**Exercise instructions:**
Pictures in the data below are not part of the copy; transcribe everything else exactly.

**Data supplied:**
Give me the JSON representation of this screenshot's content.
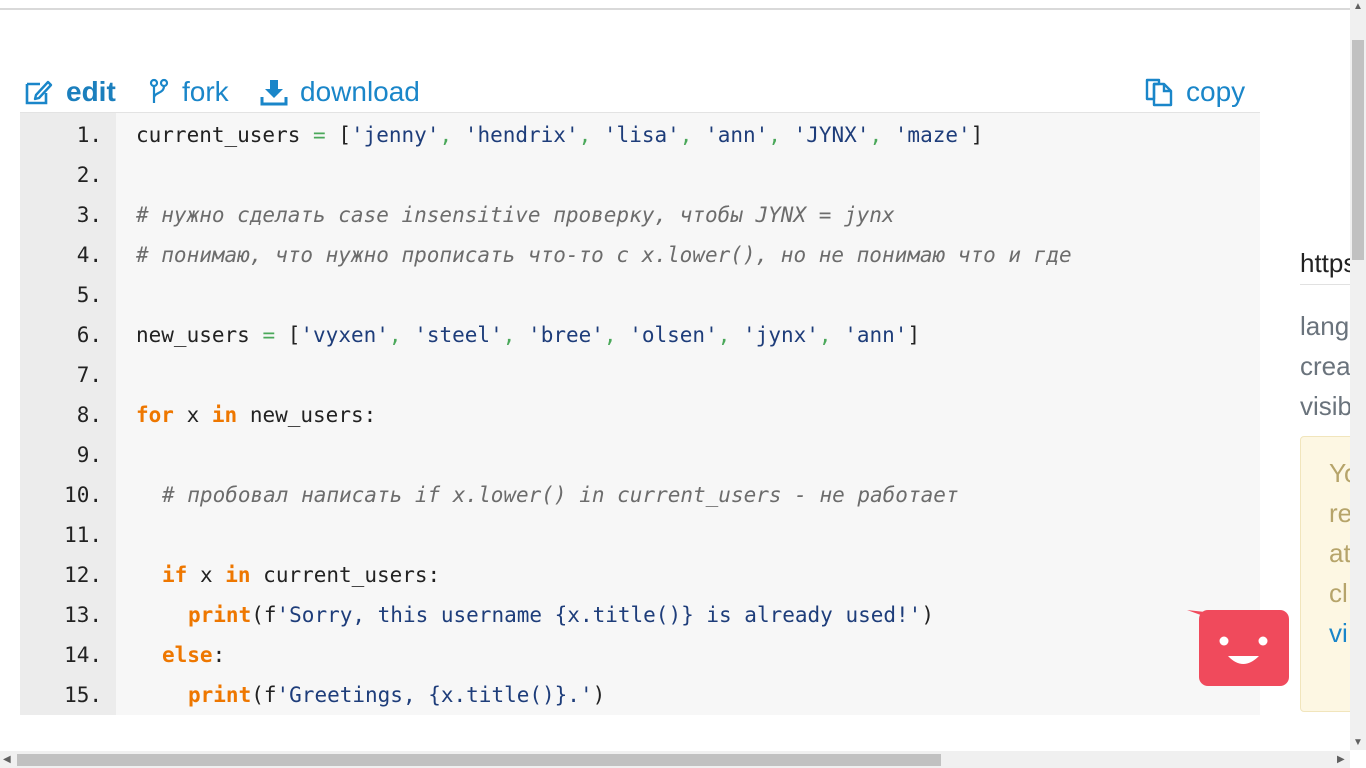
{
  "toolbar": {
    "edit": {
      "label": "edit",
      "icon": "edit-icon"
    },
    "fork": {
      "label": "fork",
      "icon": "fork-icon"
    },
    "download": {
      "label": "download",
      "icon": "download-icon"
    },
    "copy": {
      "label": "copy",
      "icon": "copy-icon"
    }
  },
  "code": {
    "line_numbers": [
      "1.",
      "2.",
      "3.",
      "4.",
      "5.",
      "6.",
      "7.",
      "8.",
      "9.",
      "10.",
      "11.",
      "12.",
      "13.",
      "14.",
      "15."
    ]
  },
  "sidebar": {
    "link_text": "https",
    "text_lines": [
      "lang",
      "crea",
      "visib"
    ],
    "note_lines": [
      "Yo",
      "re",
      "at",
      "cl"
    ],
    "note_link": "vi"
  },
  "colors": {
    "accent": "#1a86c9",
    "keyword": "#ee7700",
    "string": "#1e3d7a",
    "operator": "#4aa85a",
    "comment": "#6c6c6c",
    "chat_widget": "#f04a5c"
  }
}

**Answer for the task:**
Give me the JSON representation of this screenshot's content.
{
  "toolbar": {
    "edit": {
      "label": "edit",
      "icon": "edit-icon"
    },
    "fork": {
      "label": "fork",
      "icon": "fork-icon"
    },
    "download": {
      "label": "download",
      "icon": "download-icon"
    },
    "copy": {
      "label": "copy",
      "icon": "copy-icon"
    }
  },
  "code": {
    "line_numbers": [
      "1.",
      "2.",
      "3.",
      "4.",
      "5.",
      "6.",
      "7.",
      "8.",
      "9.",
      "10.",
      "11.",
      "12.",
      "13.",
      "14.",
      "15."
    ]
  },
  "sidebar": {
    "link_text": "https",
    "text_lines": [
      "lang",
      "crea",
      "visib"
    ],
    "note_lines": [
      "Yo",
      "re",
      "at",
      "cl"
    ],
    "note_link": "vi"
  },
  "colors": {
    "accent": "#1a86c9",
    "keyword": "#ee7700",
    "string": "#1e3d7a",
    "operator": "#4aa85a",
    "comment": "#6c6c6c",
    "chat_widget": "#f04a5c"
  }
}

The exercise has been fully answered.